- **PROBLEMS TO SOLVE**:
1. In the music comments, what happened to the home-burned Shania Twain CDs?
2. Pick up the music comments after their final sentence and continue them.
───── EXTRACT PROVIDED
That said, no more changing genders in cover songs. No one’s gonna think you’re gay. The White Stripes doing Dolly Parton’s “Jolene,” or Cyndi Lauper singing Prince’s “When You Were Mine”: good! Aforementioned “Fell In Love With A BOY”: baaaad for that and that alone. I won’t even listen to it based on that. Bah!

ZJ

Fell in Love With a Boy by Joss Stone is better than the original by the White Stripes. The white stripes piss me off. I’d like to piss ON them.

It’s not worth losing my job over. Plus I work in the factory, engine run is done after roll out. Maybe I’ll see if the radio will work on 3 phase 220. But someone will have to find it first, it left in a box of rejected airplane parts this past week. I also discovered home burned Shania Twain CD’s don’t work so well after spending a couple of weeks in a freezer.

For the love od God, we need to stop the ‘big finish’ endings. I hate them at concerts, but they should NEVER be used on a studio album. Just end the damn song please.

As such, the live version of Skynrd’s Free Bird must never, ever be played again.
──────────
───── ENTRIES SUPPLIED
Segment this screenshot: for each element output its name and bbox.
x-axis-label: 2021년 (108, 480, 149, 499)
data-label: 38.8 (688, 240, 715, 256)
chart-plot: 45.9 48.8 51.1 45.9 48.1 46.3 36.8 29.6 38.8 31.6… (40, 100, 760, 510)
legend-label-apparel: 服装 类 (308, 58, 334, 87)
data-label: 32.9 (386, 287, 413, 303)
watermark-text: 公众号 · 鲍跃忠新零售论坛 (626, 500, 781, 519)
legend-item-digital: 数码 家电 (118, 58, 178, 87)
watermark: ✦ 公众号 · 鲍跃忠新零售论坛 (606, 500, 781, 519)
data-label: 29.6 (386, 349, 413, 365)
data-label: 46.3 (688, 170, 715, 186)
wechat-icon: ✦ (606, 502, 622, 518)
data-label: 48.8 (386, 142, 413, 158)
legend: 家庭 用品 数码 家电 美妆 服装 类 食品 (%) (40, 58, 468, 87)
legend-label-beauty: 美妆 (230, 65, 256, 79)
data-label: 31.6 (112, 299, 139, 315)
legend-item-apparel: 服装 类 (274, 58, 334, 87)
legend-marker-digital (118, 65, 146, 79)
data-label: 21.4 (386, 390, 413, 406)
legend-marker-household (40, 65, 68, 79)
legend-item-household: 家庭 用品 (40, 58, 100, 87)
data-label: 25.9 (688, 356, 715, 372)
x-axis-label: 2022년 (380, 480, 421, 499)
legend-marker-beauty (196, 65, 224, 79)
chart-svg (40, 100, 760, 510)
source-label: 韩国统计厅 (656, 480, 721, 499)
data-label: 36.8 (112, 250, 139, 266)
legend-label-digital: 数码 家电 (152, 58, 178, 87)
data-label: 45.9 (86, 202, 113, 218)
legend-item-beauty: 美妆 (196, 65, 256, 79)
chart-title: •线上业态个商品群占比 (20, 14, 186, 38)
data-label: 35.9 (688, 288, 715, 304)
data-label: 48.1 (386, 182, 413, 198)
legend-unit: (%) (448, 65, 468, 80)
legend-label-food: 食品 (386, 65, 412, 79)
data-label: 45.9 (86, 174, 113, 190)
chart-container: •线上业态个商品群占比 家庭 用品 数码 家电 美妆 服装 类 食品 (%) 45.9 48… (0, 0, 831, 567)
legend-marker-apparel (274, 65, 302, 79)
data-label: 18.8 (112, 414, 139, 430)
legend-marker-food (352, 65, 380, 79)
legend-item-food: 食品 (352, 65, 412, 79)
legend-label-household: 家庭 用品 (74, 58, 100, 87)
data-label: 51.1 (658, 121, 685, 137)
──────────
- **RESPONSES BY TASK**:
1. They did not work well after spending a couple of weeks in a freezer.

2.
Only if you don’t count David Bowie, the Thin White Workaholic himself:

1969 Space Oddity
1971 The Man Who Sold The World
1971 Hunky Dory
1972 The Rise And Fall Of Ziggy Stardust
1973 Aladdin Sane
1973 Pin-Ups
1974 Diamond Dogs
1974 David Live
1975 Young Americans
1976 Station To Station
1977 Low
1977 Heroes
1978 Stage
1979 Lodger
1980 Scary Monsters {And Super Creeps}

No-one’s ever beaten that run, and no-one ever will. God knows where he found the time to tour, produce, shag, and snort heroic amounts of cocaine.

In fact a moratorium on Free Bird, lasting at least five or ten years, would be really great.

Snoop Dogg goes back to old school style rap (muthafucka I got five on that twenty sack!) or is shot along with all the others.

I’m with everyone else that thinks random noun + number does not equal cool band name. Obviously modern musicians aren’t big fans of the SDMB or they would know of some of our famous band name threads.

I’d say Zappa beat it based on my personal taste. I dig Bowie, and those were good albums – certainly more popular than anything Frank ever released – but judging by quantity of quality:

1966 Freak Out
1967 Absolutely Free
1968 We’re Only In It For The Money
1969 Uncle Meat
1969 Hot Rats
1970 Weasels Ripped My Flesh
1970 Chunga’s Revenge
1971 Fillmore East, June 1971
1972 Just Another Band From LA
1972 The Grand Wazoo
1973 Overnite Sensation
1974 Apostrophe (’)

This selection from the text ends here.